_Given request_.
Locate the lines where "median" occurs and copy them as they stand.

Dataset entries

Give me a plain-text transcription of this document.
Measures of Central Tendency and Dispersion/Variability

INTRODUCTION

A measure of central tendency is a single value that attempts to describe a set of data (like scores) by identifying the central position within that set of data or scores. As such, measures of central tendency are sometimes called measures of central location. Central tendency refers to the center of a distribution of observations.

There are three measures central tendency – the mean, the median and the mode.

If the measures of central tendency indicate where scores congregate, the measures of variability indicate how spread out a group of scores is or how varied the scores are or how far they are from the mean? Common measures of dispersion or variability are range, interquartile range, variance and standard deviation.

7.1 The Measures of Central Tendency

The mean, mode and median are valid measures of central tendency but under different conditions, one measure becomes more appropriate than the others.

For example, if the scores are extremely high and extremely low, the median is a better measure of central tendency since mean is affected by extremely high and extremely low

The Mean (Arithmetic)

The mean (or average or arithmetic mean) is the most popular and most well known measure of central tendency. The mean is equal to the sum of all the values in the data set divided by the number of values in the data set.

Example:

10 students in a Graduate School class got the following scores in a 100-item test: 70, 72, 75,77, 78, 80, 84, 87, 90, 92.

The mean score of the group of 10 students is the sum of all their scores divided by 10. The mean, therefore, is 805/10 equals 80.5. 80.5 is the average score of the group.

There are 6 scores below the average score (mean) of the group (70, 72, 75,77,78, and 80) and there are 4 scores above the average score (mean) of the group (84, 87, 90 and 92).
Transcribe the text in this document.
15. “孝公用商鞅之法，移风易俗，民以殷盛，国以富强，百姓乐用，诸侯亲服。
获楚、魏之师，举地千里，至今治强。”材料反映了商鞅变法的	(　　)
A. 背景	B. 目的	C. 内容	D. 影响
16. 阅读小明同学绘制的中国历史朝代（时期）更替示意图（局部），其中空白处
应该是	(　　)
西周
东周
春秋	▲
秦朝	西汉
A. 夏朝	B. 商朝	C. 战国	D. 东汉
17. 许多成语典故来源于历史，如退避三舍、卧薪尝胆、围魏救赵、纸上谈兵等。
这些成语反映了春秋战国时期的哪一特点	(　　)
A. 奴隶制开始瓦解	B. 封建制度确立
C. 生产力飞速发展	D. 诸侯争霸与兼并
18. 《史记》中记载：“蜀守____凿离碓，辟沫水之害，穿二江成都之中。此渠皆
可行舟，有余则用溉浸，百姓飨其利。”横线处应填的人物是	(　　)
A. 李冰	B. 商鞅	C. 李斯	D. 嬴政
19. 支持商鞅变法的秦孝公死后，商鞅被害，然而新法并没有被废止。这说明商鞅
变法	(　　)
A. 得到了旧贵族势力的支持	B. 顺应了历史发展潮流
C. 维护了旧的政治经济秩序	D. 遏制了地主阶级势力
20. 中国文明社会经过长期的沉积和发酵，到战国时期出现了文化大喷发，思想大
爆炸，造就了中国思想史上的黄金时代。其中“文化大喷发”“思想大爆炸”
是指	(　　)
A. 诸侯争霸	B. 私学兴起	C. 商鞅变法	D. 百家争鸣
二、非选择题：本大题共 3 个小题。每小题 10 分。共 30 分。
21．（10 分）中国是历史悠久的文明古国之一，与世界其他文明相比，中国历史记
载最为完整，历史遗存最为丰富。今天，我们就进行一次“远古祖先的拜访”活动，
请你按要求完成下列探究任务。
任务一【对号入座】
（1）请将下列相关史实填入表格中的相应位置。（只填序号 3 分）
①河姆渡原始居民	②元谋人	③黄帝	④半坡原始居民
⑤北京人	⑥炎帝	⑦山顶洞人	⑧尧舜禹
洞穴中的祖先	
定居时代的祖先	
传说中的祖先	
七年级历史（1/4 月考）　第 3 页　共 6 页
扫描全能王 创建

_Full output_.
There are three measures central tendency – the mean, the median and the mode.
The mean, mode and median are valid measures of central tendency but under different conditions, one measure becomes more appropriate than the others.
For example, if the scores are extremely high and extremely low, the median is a better measure of central tendency since mean is affected by extremely high and extremely low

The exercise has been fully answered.